--- EXERCISE DATA ---
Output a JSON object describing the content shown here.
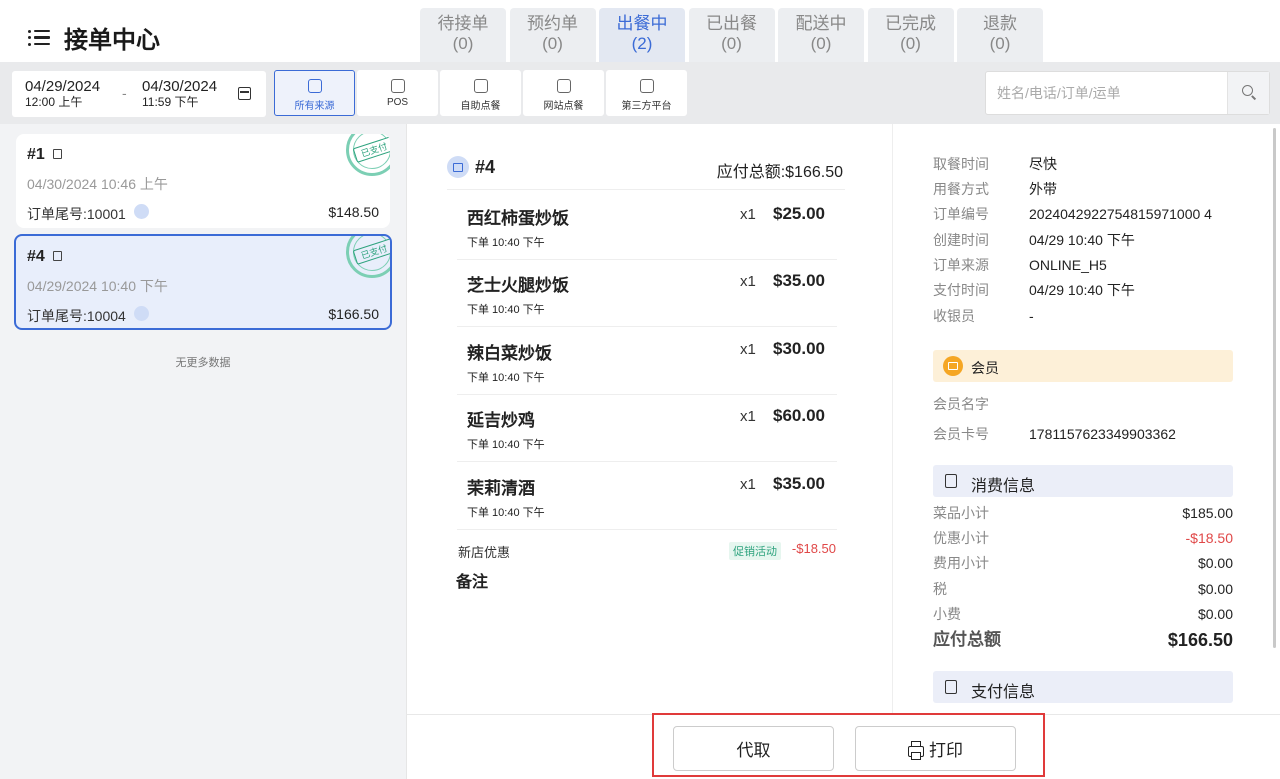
{
  "header": {
    "title": "接单中心",
    "tabs": [
      {
        "label": "待接单",
        "count": "(0)"
      },
      {
        "label": "预约单",
        "count": "(0)"
      },
      {
        "label": "出餐中",
        "count": "(2)"
      },
      {
        "label": "已出餐",
        "count": "(0)"
      },
      {
        "label": "配送中",
        "count": "(0)"
      },
      {
        "label": "已完成",
        "count": "(0)"
      },
      {
        "label": "退款",
        "count": "(0)"
      }
    ],
    "active_tab": "出餐中"
  },
  "filter": {
    "start_date": "04/29/2024",
    "start_time": "12:00 上午",
    "separator": "-",
    "end_date": "04/30/2024",
    "end_time": "11:59 下午",
    "sources": [
      "所有来源",
      "POS",
      "自助点餐",
      "网站点餐",
      "第三方平台"
    ],
    "active_source": "所有来源",
    "search_placeholder": "姓名/电话/订单/运单"
  },
  "orders": [
    {
      "num": "#1",
      "time": "04/30/2024 10:46 上午",
      "tail": "订单尾号:10001",
      "amount": "$148.50",
      "stamp": "已支付"
    },
    {
      "num": "#4",
      "time": "04/29/2024 10:40 下午",
      "tail": "订单尾号:10004",
      "amount": "$166.50",
      "stamp": "已支付"
    }
  ],
  "no_more": "无更多数据",
  "detail": {
    "num": "#4",
    "total": "应付总额:$166.50",
    "items": [
      {
        "name": "西红柿蛋炒饭",
        "time": "下单 10:40 下午",
        "qty": "x1",
        "price": "$25.00"
      },
      {
        "name": "芝士火腿炒饭",
        "time": "下单 10:40 下午",
        "qty": "x1",
        "price": "$35.00"
      },
      {
        "name": "辣白菜炒饭",
        "time": "下单 10:40 下午",
        "qty": "x1",
        "price": "$30.00"
      },
      {
        "name": "延吉炒鸡",
        "time": "下单 10:40 下午",
        "qty": "x1",
        "price": "$60.00"
      },
      {
        "name": "茉莉清酒",
        "time": "下单 10:40 下午",
        "qty": "x1",
        "price": "$35.00"
      }
    ],
    "promo_name": "新店优惠",
    "promo_tag": "促销活动",
    "promo_value": "-$18.50",
    "remark": "备注"
  },
  "info": {
    "fields": [
      {
        "k": "取餐时间",
        "v": "尽快"
      },
      {
        "k": "用餐方式",
        "v": "外带"
      },
      {
        "k": "订单编号",
        "v": "2024042922754815971000 4"
      },
      {
        "k": "创建时间",
        "v": "04/29 10:40 下午"
      },
      {
        "k": "订单来源",
        "v": "ONLINE_H5"
      },
      {
        "k": "支付时间",
        "v": "04/29 10:40 下午"
      },
      {
        "k": "收银员",
        "v": "-"
      }
    ],
    "member_title": "会员",
    "member_fields": [
      {
        "k": "会员名字",
        "v": ""
      },
      {
        "k": "会员卡号",
        "v": "1781157623349903362"
      }
    ],
    "consume_title": "消费信息",
    "consume_rows": [
      {
        "k": "菜品小计",
        "v": "$185.00"
      },
      {
        "k": "优惠小计",
        "v": "-$18.50"
      },
      {
        "k": "费用小计",
        "v": "$0.00"
      },
      {
        "k": "税",
        "v": "$0.00"
      },
      {
        "k": "小费",
        "v": "$0.00"
      }
    ],
    "payable_label": "应付总额",
    "payable_value": "$166.50",
    "pay_title": "支付信息"
  },
  "actions": {
    "pickup_label": "代取",
    "print_label": "打印"
  },
  "colors": {
    "accent": "#3b6bd6",
    "highlight_box": "#e03a3a",
    "discount": "#e04848",
    "paid_stamp": "#2ea37e"
  }
}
---
_STATED EXERCISE_. Can you restate all the records above word for word while dropping the pictures?

_TASK OUTPUT_.
Output a JSON object describing the content shown here.
{
  "header": {
    "title": "接单中心",
    "tabs": [
      {
        "label": "待接单",
        "count": "(0)"
      },
      {
        "label": "预约单",
        "count": "(0)"
      },
      {
        "label": "出餐中",
        "count": "(2)"
      },
      {
        "label": "已出餐",
        "count": "(0)"
      },
      {
        "label": "配送中",
        "count": "(0)"
      },
      {
        "label": "已完成",
        "count": "(0)"
      },
      {
        "label": "退款",
        "count": "(0)"
      }
    ],
    "active_tab": "出餐中"
  },
  "filter": {
    "start_date": "04/29/2024",
    "start_time": "12:00 上午",
    "separator": "-",
    "end_date": "04/30/2024",
    "end_time": "11:59 下午",
    "sources": [
      "所有来源",
      "POS",
      "自助点餐",
      "网站点餐",
      "第三方平台"
    ],
    "active_source": "所有来源",
    "search_placeholder": "姓名/电话/订单/运单"
  },
  "orders": [
    {
      "num": "#1",
      "time": "04/30/2024 10:46 上午",
      "tail": "订单尾号:10001",
      "amount": "$148.50",
      "stamp": "已支付"
    },
    {
      "num": "#4",
      "time": "04/29/2024 10:40 下午",
      "tail": "订单尾号:10004",
      "amount": "$166.50",
      "stamp": "已支付"
    }
  ],
  "no_more": "无更多数据",
  "detail": {
    "num": "#4",
    "total": "应付总额:$166.50",
    "items": [
      {
        "name": "西红柿蛋炒饭",
        "time": "下单 10:40 下午",
        "qty": "x1",
        "price": "$25.00"
      },
      {
        "name": "芝士火腿炒饭",
        "time": "下单 10:40 下午",
        "qty": "x1",
        "price": "$35.00"
      },
      {
        "name": "辣白菜炒饭",
        "time": "下单 10:40 下午",
        "qty": "x1",
        "price": "$30.00"
      },
      {
        "name": "延吉炒鸡",
        "time": "下单 10:40 下午",
        "qty": "x1",
        "price": "$60.00"
      },
      {
        "name": "茉莉清酒",
        "time": "下单 10:40 下午",
        "qty": "x1",
        "price": "$35.00"
      }
    ],
    "promo_name": "新店优惠",
    "promo_tag": "促销活动",
    "promo_value": "-$18.50",
    "remark": "备注"
  },
  "info": {
    "fields": [
      {
        "k": "取餐时间",
        "v": "尽快"
      },
      {
        "k": "用餐方式",
        "v": "外带"
      },
      {
        "k": "订单编号",
        "v": "2024042922754815971000 4"
      },
      {
        "k": "创建时间",
        "v": "04/29 10:40 下午"
      },
      {
        "k": "订单来源",
        "v": "ONLINE_H5"
      },
      {
        "k": "支付时间",
        "v": "04/29 10:40 下午"
      },
      {
        "k": "收银员",
        "v": "-"
      }
    ],
    "member_title": "会员",
    "member_fields": [
      {
        "k": "会员名字",
        "v": ""
      },
      {
        "k": "会员卡号",
        "v": "1781157623349903362"
      }
    ],
    "consume_title": "消费信息",
    "consume_rows": [
      {
        "k": "菜品小计",
        "v": "$185.00"
      },
      {
        "k": "优惠小计",
        "v": "-$18.50"
      },
      {
        "k": "费用小计",
        "v": "$0.00"
      },
      {
        "k": "税",
        "v": "$0.00"
      },
      {
        "k": "小费",
        "v": "$0.00"
      }
    ],
    "payable_label": "应付总额",
    "payable_value": "$166.50",
    "pay_title": "支付信息"
  },
  "actions": {
    "pickup_label": "代取",
    "print_label": "打印"
  },
  "colors": {
    "accent": "#3b6bd6",
    "highlight_box": "#e03a3a",
    "discount": "#e04848",
    "paid_stamp": "#2ea37e"
  }
}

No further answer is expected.